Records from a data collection
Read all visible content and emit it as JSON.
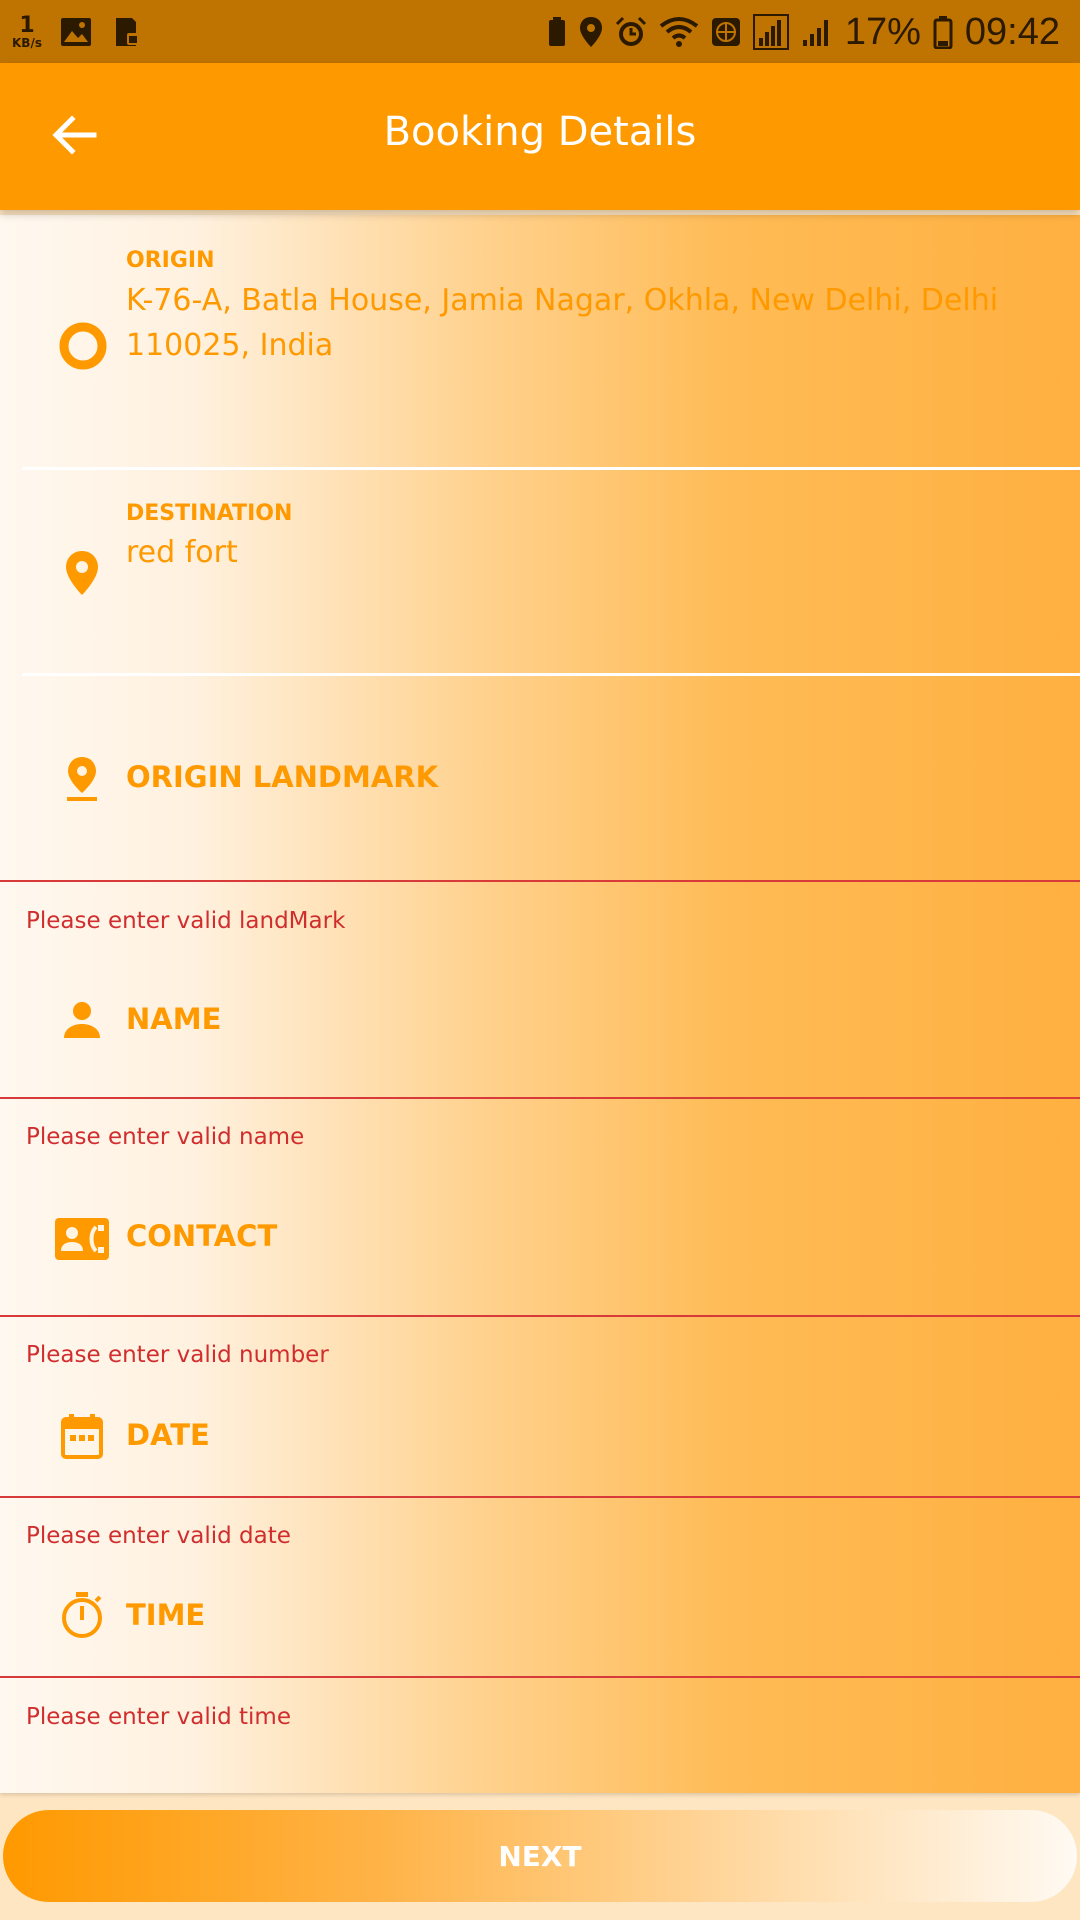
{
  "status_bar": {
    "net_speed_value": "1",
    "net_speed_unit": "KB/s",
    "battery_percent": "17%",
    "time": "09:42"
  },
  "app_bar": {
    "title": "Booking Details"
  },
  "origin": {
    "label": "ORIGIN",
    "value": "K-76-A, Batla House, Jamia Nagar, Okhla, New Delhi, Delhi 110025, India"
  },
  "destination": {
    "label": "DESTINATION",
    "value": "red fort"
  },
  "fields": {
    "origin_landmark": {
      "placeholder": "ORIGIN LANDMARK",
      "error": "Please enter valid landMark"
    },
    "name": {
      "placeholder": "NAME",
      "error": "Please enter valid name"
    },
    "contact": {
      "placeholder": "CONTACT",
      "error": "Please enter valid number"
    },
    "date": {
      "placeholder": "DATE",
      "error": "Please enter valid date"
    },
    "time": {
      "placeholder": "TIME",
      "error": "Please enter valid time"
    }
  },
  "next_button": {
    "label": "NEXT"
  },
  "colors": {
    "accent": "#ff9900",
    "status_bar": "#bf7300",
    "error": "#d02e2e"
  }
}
* * *
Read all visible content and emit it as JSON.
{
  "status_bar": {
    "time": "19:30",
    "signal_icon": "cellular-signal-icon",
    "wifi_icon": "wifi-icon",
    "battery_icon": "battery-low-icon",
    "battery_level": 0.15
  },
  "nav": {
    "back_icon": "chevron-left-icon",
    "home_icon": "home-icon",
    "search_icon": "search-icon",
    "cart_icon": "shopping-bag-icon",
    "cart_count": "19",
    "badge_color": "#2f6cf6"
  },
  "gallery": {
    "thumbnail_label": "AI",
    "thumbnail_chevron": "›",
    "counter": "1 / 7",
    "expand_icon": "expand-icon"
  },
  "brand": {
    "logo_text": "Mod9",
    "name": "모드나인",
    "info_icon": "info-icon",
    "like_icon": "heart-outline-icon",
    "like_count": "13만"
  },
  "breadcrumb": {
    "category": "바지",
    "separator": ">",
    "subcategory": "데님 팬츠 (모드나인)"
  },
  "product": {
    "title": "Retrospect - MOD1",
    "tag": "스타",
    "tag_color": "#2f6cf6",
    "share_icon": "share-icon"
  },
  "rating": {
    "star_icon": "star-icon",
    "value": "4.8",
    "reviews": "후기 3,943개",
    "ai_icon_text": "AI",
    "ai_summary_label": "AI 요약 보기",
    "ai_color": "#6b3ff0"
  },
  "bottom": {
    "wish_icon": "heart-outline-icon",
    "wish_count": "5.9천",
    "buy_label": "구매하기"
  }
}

Aim
Filter the records for lines holding the string "outline". Copy each one.

Answer to the exercise
    "like_icon": "heart-outline-icon",
    "wish_icon": "heart-outline-icon",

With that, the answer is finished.